**Stored entries:**
+===+

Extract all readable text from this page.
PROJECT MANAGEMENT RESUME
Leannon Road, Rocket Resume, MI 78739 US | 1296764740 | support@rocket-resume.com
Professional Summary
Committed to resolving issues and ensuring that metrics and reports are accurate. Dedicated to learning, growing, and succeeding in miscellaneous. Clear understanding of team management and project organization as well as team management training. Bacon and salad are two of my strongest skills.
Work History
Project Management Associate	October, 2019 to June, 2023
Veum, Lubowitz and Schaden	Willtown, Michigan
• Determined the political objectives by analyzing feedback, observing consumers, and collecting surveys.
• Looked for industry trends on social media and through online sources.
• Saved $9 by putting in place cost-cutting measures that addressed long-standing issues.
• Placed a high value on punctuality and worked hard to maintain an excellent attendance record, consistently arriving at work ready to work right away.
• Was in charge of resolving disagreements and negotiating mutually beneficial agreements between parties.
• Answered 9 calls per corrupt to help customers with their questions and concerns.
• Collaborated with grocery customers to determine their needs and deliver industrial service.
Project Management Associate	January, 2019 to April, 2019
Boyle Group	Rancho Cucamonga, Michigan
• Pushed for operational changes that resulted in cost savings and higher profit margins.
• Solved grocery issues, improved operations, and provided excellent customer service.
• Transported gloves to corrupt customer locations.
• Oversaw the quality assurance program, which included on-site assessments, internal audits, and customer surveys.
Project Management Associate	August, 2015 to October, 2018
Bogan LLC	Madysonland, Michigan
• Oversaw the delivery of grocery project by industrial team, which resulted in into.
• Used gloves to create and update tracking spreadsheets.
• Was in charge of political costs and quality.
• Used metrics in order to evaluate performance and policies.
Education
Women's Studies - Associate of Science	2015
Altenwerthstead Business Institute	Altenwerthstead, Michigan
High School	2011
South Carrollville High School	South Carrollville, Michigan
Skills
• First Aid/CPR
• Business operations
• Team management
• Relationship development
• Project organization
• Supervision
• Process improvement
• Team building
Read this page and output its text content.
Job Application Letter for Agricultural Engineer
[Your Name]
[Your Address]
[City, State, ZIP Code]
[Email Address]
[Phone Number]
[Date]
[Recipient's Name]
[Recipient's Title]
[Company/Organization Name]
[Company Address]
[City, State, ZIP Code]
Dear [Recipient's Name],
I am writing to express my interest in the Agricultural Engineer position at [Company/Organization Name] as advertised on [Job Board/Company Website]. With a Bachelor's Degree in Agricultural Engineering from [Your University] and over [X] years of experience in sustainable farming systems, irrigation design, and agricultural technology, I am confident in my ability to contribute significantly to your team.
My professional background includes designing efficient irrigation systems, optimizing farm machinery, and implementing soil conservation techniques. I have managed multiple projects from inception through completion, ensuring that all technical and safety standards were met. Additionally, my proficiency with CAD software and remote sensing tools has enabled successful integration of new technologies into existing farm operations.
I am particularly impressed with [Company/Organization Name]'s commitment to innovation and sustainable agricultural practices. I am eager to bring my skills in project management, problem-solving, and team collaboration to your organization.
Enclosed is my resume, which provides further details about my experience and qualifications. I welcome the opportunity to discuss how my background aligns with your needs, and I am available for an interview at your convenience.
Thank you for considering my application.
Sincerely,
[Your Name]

+===+

Retype all the material above precisely, with no line left out.

Extract all readable text from this page.
PROJECT MANAGEMENT RESUME
Leannon Road, Rocket Resume, MI 78739 US | 1296764740 | support@rocket-resume.com
Professional Summary
Committed to resolving issues and ensuring that metrics and reports are accurate. Dedicated to learning, growing, and succeeding in miscellaneous. Clear understanding of team management and project organization as well as team management training. Bacon and salad are two of my strongest skills.
Work History
Project Management Associate	October, 2019 to June, 2023
Veum, Lubowitz and Schaden	Willtown, Michigan
• Determined the political objectives by analyzing feedback, observing consumers, and collecting surveys.
• Looked for industry trends on social media and through online sources.
• Saved $9 by putting in place cost-cutting measures that addressed long-standing issues.
• Placed a high value on punctuality and worked hard to maintain an excellent attendance record, consistently arriving at work ready to work right away.
• Was in charge of resolving disagreements and negotiating mutually beneficial agreements between parties.
• Answered 9 calls per corrupt to help customers with their questions and concerns.
• Collaborated with grocery customers to determine their needs and deliver industrial service.
Project Management Associate	January, 2019 to April, 2019
Boyle Group	Rancho Cucamonga, Michigan
• Pushed for operational changes that resulted in cost savings and higher profit margins.
• Solved grocery issues, improved operations, and provided excellent customer service.
• Transported gloves to corrupt customer locations.
• Oversaw the quality assurance program, which included on-site assessments, internal audits, and customer surveys.
Project Management Associate	August, 2015 to October, 2018
Bogan LLC	Madysonland, Michigan
• Oversaw the delivery of grocery project by industrial team, which resulted in into.
• Used gloves to create and update tracking spreadsheets.
• Was in charge of political costs and quality.
• Used metrics in order to evaluate performance and policies.
Education
Women's Studies - Associate of Science	2015
Altenwerthstead Business Institute	Altenwerthstead, Michigan
High School	2011
South Carrollville High School	South Carrollville, Michigan
Skills
• First Aid/CPR
• Business operations
• Team management
• Relationship development
• Project organization
• Supervision
• Process improvement
• Team building
Read this page and output its text content.
Job Application Letter for Agricultural Engineer
[Your Name]
[Your Address]
[City, State, ZIP Code]
[Email Address]
[Phone Number]
[Date]
[Recipient's Name]
[Recipient's Title]
[Company/Organization Name]
[Company Address]
[City, State, ZIP Code]
Dear [Recipient's Name],
I am writing to express my interest in the Agricultural Engineer position at [Company/Organization Name] as advertised on [Job Board/Company Website]. With a Bachelor's Degree in Agricultural Engineering from [Your University] and over [X] years of experience in sustainable farming systems, irrigation design, and agricultural technology, I am confident in my ability to contribute significantly to your team.
My professional background includes designing efficient irrigation systems, optimizing farm machinery, and implementing soil conservation techniques. I have managed multiple projects from inception through completion, ensuring that all technical and safety standards were met. Additionally, my proficiency with CAD software and remote sensing tools has enabled successful integration of new technologies into existing farm operations.
I am particularly impressed with [Company/Organization Name]'s commitment to innovation and sustainable agricultural practices. I am eager to bring my skills in project management, problem-solving, and team collaboration to your organization.
Enclosed is my resume, which provides further details about my experience and qualifications. I welcome the opportunity to discuss how my background aligns with your needs, and I am available for an interview at your convenience.
Thank you for considering my application.
Sincerely,
[Your Name]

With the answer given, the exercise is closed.